→ What you have to do:
Report how many lines in the records hold the string "Title"; give the number and nothing else.

(Stored records)
* * *
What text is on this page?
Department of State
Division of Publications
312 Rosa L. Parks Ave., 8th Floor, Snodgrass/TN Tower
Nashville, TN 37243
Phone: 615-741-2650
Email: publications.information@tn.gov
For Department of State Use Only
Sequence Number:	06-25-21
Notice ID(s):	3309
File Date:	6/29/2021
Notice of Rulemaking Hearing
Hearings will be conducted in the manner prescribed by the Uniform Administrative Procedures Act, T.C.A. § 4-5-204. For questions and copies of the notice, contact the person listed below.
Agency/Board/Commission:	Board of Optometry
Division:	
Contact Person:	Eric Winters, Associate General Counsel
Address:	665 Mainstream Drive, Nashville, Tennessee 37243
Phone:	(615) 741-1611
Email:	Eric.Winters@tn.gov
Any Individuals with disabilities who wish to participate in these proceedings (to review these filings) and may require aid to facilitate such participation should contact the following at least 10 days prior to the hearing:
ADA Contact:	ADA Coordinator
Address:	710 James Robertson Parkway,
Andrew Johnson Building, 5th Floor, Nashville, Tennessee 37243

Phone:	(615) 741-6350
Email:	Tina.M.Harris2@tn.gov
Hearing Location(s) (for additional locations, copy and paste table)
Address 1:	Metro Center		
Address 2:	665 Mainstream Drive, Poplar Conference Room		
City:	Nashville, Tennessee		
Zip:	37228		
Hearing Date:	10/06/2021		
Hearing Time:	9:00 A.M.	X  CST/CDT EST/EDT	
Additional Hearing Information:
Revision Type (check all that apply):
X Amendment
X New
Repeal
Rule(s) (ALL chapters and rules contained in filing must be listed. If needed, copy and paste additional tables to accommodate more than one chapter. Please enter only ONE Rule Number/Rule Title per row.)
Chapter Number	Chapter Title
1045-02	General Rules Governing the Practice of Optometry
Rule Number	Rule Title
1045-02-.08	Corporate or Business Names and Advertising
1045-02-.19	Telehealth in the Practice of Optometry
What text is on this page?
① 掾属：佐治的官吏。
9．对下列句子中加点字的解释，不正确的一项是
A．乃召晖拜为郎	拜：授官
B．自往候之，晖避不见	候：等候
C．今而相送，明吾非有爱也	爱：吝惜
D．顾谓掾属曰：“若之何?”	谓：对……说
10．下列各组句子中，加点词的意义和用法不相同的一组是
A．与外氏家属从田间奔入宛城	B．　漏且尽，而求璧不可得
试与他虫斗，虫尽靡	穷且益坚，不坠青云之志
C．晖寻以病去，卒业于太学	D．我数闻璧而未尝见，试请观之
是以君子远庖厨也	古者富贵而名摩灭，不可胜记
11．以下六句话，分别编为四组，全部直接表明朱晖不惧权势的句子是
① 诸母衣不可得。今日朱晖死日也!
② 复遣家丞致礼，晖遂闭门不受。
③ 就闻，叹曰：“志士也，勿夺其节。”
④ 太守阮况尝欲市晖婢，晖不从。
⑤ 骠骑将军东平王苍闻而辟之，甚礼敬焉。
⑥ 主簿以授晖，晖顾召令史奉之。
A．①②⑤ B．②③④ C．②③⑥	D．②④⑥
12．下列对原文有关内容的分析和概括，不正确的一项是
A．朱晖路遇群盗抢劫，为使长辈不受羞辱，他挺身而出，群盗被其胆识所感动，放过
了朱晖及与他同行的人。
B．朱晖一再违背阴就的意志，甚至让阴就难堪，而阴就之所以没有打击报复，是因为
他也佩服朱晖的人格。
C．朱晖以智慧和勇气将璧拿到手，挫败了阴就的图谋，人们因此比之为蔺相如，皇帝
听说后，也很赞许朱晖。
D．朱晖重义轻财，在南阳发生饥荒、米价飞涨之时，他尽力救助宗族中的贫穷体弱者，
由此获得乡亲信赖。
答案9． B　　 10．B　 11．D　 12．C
* * *
→ Expected answer:
3